◆ **PROBLEM TO WORK ON**:
Identify, in the records below, every line where the string "würden" appears, and copy each such line.

◆ **Dataset entries**:
○ ○ ○ ○
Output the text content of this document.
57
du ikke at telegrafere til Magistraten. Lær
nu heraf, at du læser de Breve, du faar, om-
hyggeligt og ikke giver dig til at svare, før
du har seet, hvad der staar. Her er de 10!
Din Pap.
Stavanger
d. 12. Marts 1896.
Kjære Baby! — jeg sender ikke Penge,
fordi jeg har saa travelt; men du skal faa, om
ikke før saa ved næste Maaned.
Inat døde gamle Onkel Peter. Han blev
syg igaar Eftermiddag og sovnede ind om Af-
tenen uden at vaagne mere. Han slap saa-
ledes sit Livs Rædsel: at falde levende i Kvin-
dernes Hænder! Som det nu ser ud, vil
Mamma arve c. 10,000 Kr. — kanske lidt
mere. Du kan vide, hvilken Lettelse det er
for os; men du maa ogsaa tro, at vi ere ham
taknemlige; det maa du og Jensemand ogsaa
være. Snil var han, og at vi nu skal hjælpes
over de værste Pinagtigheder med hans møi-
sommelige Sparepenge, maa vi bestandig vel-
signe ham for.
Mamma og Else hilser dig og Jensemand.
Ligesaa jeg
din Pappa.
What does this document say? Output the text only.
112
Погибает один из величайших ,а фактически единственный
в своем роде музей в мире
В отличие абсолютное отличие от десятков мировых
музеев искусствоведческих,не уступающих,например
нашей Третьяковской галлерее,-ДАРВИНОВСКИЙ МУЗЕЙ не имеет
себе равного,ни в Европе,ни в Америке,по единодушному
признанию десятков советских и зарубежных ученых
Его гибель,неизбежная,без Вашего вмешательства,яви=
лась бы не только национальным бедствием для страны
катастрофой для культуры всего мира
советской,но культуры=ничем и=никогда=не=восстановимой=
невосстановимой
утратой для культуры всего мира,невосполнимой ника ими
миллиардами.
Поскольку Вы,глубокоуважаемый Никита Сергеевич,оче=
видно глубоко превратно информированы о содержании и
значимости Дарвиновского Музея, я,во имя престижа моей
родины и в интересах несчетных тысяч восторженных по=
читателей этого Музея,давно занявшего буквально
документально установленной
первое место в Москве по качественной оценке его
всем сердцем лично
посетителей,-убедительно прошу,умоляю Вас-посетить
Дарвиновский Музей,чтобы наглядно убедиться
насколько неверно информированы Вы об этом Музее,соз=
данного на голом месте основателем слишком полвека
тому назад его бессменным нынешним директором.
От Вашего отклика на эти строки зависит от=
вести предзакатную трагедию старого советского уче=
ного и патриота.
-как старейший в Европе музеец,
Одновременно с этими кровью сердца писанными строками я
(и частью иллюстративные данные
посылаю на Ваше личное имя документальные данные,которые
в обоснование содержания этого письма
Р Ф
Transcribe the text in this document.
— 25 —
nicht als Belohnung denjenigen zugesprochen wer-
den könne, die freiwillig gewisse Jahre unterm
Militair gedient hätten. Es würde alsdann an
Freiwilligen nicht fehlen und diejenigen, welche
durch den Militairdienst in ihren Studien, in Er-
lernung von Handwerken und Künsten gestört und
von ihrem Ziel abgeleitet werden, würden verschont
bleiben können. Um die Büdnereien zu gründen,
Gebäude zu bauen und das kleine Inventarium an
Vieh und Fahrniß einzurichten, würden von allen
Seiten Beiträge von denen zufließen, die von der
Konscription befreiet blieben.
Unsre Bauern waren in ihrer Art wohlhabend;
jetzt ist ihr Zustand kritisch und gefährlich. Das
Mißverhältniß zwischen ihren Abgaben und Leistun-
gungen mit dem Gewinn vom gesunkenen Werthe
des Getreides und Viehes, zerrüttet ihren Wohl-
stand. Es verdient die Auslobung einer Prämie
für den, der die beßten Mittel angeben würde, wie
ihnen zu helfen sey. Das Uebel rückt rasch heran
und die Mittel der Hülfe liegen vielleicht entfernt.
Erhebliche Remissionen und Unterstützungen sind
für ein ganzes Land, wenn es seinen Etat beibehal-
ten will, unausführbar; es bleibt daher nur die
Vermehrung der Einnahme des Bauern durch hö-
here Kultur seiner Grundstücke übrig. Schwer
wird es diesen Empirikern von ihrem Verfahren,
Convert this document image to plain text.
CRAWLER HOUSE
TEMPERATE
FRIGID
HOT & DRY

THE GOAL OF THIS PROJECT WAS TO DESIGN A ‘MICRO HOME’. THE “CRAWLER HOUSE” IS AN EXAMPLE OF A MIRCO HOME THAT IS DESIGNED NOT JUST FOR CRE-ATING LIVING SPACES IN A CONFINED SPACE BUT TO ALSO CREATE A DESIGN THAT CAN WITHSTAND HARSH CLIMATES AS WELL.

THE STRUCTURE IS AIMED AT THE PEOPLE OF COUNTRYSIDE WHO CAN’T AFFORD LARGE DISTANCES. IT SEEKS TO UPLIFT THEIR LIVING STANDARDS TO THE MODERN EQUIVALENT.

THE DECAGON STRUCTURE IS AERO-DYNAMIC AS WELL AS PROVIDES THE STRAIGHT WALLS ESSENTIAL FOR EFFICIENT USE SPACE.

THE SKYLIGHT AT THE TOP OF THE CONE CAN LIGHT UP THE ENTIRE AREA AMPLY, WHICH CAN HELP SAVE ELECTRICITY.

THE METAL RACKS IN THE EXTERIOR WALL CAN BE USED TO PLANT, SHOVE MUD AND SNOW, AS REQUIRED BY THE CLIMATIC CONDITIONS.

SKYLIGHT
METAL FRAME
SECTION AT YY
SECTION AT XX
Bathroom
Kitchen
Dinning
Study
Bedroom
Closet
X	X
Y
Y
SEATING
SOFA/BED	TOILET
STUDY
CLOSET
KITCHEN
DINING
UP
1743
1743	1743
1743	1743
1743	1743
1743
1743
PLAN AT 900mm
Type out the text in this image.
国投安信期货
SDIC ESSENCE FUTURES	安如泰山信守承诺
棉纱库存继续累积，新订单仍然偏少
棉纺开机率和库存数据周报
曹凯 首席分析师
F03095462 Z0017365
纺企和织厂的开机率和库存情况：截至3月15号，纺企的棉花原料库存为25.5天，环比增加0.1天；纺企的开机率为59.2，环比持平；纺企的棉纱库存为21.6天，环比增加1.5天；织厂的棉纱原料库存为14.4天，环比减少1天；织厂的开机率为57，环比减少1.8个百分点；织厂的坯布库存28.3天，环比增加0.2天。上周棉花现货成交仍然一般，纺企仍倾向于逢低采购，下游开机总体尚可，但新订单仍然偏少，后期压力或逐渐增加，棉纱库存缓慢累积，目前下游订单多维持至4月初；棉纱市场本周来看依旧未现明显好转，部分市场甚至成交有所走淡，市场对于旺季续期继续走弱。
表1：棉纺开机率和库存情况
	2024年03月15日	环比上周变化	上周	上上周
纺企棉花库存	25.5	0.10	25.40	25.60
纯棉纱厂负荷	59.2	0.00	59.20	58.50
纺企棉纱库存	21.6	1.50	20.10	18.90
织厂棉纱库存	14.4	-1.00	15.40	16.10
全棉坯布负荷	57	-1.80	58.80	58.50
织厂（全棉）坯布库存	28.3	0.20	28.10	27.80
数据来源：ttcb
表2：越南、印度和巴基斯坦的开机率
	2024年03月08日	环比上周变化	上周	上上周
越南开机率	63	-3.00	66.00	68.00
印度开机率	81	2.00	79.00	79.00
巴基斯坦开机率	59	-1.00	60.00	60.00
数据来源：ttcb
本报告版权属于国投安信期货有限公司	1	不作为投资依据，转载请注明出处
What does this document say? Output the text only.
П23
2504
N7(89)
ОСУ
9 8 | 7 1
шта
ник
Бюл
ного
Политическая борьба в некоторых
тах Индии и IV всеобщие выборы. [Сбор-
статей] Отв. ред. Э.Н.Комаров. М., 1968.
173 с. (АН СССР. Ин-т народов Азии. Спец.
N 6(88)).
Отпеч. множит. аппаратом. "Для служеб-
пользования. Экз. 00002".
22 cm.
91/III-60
○ ○ ○ ○
◆ **ANSWER TO THIS TASK**:
von ihrem Ziel abgeleitet werden, würden verschont
Vieh und Fahrniß einzurichten, würden von allen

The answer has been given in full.